Exercise objective
Restate the whole listing exactly.

Records excerpted from a collection
'''

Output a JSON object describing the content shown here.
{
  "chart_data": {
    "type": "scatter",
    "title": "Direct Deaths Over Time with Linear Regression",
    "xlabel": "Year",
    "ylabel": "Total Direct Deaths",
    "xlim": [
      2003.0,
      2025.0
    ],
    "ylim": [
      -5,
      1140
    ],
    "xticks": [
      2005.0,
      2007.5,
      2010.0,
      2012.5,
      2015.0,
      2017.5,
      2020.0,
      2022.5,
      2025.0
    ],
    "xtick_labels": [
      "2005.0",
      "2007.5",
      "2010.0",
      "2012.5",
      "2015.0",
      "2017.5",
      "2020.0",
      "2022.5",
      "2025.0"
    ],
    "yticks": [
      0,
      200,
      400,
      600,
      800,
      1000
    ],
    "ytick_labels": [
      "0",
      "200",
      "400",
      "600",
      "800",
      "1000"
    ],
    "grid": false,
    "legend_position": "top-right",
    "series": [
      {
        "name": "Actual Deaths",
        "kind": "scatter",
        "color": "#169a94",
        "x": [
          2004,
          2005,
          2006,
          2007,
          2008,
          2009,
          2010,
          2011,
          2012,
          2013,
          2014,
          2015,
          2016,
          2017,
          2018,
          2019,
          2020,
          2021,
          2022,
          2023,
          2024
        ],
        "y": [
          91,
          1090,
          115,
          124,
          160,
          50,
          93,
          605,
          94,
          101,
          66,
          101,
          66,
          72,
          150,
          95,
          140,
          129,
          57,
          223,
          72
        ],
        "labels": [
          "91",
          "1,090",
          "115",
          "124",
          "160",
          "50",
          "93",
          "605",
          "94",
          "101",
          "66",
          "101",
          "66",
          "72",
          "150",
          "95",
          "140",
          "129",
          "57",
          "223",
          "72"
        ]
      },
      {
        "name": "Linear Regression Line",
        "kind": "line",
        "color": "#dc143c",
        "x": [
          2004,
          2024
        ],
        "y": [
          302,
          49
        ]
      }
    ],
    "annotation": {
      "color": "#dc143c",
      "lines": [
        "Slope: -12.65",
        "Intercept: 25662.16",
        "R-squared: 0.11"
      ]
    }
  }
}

'''

Answer to this exercise
Output a JSON object describing the content shown here.
{
  "chart_data": {
    "type": "scatter",
    "title": "Direct Deaths Over Time with Linear Regression",
    "xlabel": "Year",
    "ylabel": "Total Direct Deaths",
    "xlim": [
      2003.0,
      2025.0
    ],
    "ylim": [
      -5,
      1140
    ],
    "xticks": [
      2005.0,
      2007.5,
      2010.0,
      2012.5,
      2015.0,
      2017.5,
      2020.0,
      2022.5,
      2025.0
    ],
    "xtick_labels": [
      "2005.0",
      "2007.5",
      "2010.0",
      "2012.5",
      "2015.0",
      "2017.5",
      "2020.0",
      "2022.5",
      "2025.0"
    ],
    "yticks": [
      0,
      200,
      400,
      600,
      800,
      1000
    ],
    "ytick_labels": [
      "0",
      "200",
      "400",
      "600",
      "800",
      "1000"
    ],
    "grid": false,
    "legend_position": "top-right",
    "series": [
      {
        "name": "Actual Deaths",
        "kind": "scatter",
        "color": "#169a94",
        "x": [
          2004,
          2005,
          2006,
          2007,
          2008,
          2009,
          2010,
          2011,
          2012,
          2013,
          2014,
          2015,
          2016,
          2017,
          2018,
          2019,
          2020,
          2021,
          2022,
          2023,
          2024
        ],
        "y": [
          91,
          1090,
          115,
          124,
          160,
          50,
          93,
          605,
          94,
          101,
          66,
          101,
          66,
          72,
          150,
          95,
          140,
          129,
          57,
          223,
          72
        ],
        "labels": [
          "91",
          "1,090",
          "115",
          "124",
          "160",
          "50",
          "93",
          "605",
          "94",
          "101",
          "66",
          "101",
          "66",
          "72",
          "150",
          "95",
          "140",
          "129",
          "57",
          "223",
          "72"
        ]
      },
      {
        "name": "Linear Regression Line",
        "kind": "line",
        "color": "#dc143c",
        "x": [
          2004,
          2024
        ],
        "y": [
          302,
          49
        ]
      }
    ],
    "annotation": {
      "color": "#dc143c",
      "lines": [
        "Slope: -12.65",
        "Intercept: 25662.16",
        "R-squared: 0.11"
      ]
    }
  }
}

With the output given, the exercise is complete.